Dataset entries
• • • • •

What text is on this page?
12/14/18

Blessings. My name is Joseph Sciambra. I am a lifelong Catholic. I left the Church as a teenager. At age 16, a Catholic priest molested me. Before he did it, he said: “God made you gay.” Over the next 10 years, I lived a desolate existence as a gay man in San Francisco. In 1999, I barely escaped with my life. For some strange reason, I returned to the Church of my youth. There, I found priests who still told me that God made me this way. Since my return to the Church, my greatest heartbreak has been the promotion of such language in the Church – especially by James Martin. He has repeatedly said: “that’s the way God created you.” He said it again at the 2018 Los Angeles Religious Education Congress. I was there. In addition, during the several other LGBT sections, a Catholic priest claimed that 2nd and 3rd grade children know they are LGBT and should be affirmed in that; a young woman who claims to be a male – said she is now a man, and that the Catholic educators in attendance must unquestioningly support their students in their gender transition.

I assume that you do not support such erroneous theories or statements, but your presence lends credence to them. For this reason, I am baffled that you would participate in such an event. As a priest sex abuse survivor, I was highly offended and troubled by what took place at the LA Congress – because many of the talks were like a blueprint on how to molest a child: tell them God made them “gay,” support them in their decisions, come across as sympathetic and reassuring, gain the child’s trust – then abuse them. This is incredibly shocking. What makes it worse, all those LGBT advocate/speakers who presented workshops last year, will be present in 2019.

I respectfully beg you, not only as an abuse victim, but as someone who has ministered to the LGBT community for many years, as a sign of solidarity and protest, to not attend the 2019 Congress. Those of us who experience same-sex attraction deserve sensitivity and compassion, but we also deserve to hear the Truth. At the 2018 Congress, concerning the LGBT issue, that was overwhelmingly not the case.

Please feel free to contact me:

• • • • •

:: Task directions ::
From the first line to the last, please quote the material above exactly.

:: Answer in full ::
What text is on this page?
12/14/18

Blessings. My name is Joseph Sciambra. I am a lifelong Catholic. I left the Church as a teenager. At age 16, a Catholic priest molested me. Before he did it, he said: “God made you gay.” Over the next 10 years, I lived a desolate existence as a gay man in San Francisco. In 1999, I barely escaped with my life. For some strange reason, I returned to the Church of my youth. There, I found priests who still told me that God made me this way. Since my return to the Church, my greatest heartbreak has been the promotion of such language in the Church – especially by James Martin. He has repeatedly said: “that’s the way God created you.” He said it again at the 2018 Los Angeles Religious Education Congress. I was there. In addition, during the several other LGBT sections, a Catholic priest claimed that 2nd and 3rd grade children know they are LGBT and should be affirmed in that; a young woman who claims to be a male – said she is now a man, and that the Catholic educators in attendance must unquestioningly support their students in their gender transition.

I assume that you do not support such erroneous theories or statements, but your presence lends credence to them. For this reason, I am baffled that you would participate in such an event. As a priest sex abuse survivor, I was highly offended and troubled by what took place at the LA Congress – because many of the talks were like a blueprint on how to molest a child: tell them God made them “gay,” support them in their decisions, come across as sympathetic and reassuring, gain the child’s trust – then abuse them. This is incredibly shocking. What makes it worse, all those LGBT advocate/speakers who presented workshops last year, will be present in 2019.

I respectfully beg you, not only as an abuse victim, but as someone who has ministered to the LGBT community for many years, as a sign of solidarity and protest, to not attend the 2019 Congress. Those of us who experience same-sex attraction deserve sensitivity and compassion, but we also deserve to hear the Truth. At the 2018 Congress, concerning the LGBT issue, that was overwhelmingly not the case.

Please feel free to contact me:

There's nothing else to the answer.